WHAT YOU SHOULD DO> Lines before the one containing "OCR this image." are excluded; retype that line and all remaining lines of the material exactly.
────────
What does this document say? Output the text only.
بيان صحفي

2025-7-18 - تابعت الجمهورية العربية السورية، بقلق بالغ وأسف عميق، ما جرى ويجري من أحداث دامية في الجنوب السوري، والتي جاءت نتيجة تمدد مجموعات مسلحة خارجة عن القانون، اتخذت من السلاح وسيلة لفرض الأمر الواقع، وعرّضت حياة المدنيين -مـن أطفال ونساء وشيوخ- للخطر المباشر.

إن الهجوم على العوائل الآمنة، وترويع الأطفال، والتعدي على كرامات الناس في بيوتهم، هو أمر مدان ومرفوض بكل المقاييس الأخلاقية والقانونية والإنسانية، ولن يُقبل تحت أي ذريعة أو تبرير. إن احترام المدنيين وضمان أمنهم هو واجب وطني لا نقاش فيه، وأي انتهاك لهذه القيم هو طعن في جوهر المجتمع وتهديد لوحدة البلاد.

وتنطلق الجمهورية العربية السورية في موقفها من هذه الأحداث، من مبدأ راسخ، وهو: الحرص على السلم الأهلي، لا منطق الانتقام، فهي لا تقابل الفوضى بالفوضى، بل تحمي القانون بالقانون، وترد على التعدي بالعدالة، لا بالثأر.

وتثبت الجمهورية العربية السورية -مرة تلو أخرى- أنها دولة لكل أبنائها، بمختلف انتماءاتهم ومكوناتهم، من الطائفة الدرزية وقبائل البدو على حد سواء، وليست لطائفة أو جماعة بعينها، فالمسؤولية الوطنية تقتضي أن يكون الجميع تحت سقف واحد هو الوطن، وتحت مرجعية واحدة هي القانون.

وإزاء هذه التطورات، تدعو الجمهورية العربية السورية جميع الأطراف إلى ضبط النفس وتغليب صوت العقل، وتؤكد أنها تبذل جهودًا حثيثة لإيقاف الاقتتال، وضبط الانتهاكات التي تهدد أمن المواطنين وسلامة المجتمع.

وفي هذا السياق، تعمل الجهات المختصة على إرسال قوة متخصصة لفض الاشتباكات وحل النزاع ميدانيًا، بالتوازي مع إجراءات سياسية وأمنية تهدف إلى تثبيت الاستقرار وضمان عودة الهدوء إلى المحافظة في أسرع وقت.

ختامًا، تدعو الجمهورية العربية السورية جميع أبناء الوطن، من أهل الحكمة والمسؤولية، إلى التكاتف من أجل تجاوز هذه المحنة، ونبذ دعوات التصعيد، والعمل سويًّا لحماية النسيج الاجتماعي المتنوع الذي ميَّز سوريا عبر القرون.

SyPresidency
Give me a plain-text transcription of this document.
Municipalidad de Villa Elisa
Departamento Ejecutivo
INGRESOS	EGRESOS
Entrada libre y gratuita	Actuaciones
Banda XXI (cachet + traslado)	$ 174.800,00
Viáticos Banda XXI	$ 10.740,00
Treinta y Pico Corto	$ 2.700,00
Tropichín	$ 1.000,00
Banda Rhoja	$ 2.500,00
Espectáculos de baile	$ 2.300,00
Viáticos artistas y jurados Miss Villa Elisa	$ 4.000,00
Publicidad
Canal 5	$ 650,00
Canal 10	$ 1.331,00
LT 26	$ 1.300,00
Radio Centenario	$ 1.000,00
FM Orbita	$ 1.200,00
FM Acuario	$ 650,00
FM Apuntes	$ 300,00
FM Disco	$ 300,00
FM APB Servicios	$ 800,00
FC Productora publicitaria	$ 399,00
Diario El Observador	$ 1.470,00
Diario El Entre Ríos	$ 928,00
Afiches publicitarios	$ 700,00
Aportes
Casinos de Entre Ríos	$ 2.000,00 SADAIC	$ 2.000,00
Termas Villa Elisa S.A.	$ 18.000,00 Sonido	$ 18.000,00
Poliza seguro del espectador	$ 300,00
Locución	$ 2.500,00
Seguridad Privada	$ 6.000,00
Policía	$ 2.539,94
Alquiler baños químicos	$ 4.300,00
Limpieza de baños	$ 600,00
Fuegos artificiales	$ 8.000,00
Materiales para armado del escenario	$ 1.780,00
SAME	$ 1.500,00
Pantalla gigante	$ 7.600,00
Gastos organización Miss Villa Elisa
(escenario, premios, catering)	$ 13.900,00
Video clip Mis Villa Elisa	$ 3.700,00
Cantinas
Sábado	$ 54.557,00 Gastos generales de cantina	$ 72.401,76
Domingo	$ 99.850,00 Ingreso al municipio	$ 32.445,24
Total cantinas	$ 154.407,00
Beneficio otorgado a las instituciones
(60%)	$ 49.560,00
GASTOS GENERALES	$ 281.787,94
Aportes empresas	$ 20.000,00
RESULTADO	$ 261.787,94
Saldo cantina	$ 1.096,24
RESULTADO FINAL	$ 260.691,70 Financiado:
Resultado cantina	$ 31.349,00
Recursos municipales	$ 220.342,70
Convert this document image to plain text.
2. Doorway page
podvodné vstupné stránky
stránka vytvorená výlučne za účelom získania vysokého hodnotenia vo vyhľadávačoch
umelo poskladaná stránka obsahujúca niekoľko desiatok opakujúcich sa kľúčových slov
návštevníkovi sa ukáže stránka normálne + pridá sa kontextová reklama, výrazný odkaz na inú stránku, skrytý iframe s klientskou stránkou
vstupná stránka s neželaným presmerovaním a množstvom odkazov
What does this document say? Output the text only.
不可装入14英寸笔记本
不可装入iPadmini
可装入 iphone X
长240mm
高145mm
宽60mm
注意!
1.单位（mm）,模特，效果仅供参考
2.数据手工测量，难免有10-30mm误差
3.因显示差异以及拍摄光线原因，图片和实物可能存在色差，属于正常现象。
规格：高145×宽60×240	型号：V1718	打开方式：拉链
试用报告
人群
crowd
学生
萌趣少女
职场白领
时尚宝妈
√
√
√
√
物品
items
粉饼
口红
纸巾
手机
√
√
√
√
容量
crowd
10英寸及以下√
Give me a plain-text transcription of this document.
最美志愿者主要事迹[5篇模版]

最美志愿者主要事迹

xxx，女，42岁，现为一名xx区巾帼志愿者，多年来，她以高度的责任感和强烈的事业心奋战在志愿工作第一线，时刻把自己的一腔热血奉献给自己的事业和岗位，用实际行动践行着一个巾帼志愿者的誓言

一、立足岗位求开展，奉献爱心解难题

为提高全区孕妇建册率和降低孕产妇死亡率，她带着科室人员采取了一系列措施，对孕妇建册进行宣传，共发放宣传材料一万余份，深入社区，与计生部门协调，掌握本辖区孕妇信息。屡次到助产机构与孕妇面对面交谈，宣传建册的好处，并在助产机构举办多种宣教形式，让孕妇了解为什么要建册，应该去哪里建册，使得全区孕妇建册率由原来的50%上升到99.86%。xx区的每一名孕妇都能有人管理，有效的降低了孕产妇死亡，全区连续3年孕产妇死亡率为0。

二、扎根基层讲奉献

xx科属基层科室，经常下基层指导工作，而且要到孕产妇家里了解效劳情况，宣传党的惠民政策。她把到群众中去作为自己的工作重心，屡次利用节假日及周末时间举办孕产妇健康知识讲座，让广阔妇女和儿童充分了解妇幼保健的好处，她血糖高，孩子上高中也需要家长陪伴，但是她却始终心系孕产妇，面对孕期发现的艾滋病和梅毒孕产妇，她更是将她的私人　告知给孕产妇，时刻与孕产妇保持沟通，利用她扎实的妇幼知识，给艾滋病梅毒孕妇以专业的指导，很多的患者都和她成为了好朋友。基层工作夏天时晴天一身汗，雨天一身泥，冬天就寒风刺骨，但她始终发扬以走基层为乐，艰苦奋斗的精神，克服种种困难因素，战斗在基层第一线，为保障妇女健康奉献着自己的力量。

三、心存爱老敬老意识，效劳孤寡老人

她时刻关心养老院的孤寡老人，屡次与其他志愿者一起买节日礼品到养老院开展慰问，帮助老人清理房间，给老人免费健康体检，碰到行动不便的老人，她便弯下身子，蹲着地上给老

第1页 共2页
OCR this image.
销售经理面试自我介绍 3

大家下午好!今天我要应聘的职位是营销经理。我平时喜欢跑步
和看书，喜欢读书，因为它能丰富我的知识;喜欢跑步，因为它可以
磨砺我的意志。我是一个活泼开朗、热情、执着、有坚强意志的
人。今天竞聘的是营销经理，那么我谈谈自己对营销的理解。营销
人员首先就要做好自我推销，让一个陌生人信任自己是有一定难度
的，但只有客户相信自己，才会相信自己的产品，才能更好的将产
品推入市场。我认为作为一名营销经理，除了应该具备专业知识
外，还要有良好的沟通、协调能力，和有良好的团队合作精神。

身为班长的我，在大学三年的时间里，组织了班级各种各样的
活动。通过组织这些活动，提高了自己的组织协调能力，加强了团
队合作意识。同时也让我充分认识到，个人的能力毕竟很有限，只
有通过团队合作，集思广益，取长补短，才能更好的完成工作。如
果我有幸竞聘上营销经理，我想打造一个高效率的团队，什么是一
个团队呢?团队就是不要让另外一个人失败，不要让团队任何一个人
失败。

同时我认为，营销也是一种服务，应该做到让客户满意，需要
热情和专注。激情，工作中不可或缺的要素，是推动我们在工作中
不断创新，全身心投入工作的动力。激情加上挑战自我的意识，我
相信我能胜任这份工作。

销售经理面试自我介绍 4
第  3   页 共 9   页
────────
FULL OUTPUT>
OCR this image.
销售经理面试自我介绍 3

大家下午好!今天我要应聘的职位是营销经理。我平时喜欢跑步
和看书，喜欢读书，因为它能丰富我的知识;喜欢跑步，因为它可以
磨砺我的意志。我是一个活泼开朗、热情、执着、有坚强意志的
人。今天竞聘的是营销经理，那么我谈谈自己对营销的理解。营销
人员首先就要做好自我推销，让一个陌生人信任自己是有一定难度
的，但只有客户相信自己，才会相信自己的产品，才能更好的将产
品推入市场。我认为作为一名营销经理，除了应该具备专业知识
外，还要有良好的沟通、协调能力，和有良好的团队合作精神。

身为班长的我，在大学三年的时间里，组织了班级各种各样的
活动。通过组织这些活动，提高了自己的组织协调能力，加强了团
队合作意识。同时也让我充分认识到，个人的能力毕竟很有限，只
有通过团队合作，集思广益，取长补短，才能更好的完成工作。如
果我有幸竞聘上营销经理，我想打造一个高效率的团队，什么是一
个团队呢?团队就是不要让另外一个人失败，不要让团队任何一个人
失败。

同时我认为，营销也是一种服务，应该做到让客户满意，需要
热情和专注。激情，工作中不可或缺的要素，是推动我们在工作中
不断创新，全身心投入工作的动力。激情加上挑战自我的意识，我
相信我能胜任这份工作。

销售经理面试自我介绍 4
第  3   页 共 9   页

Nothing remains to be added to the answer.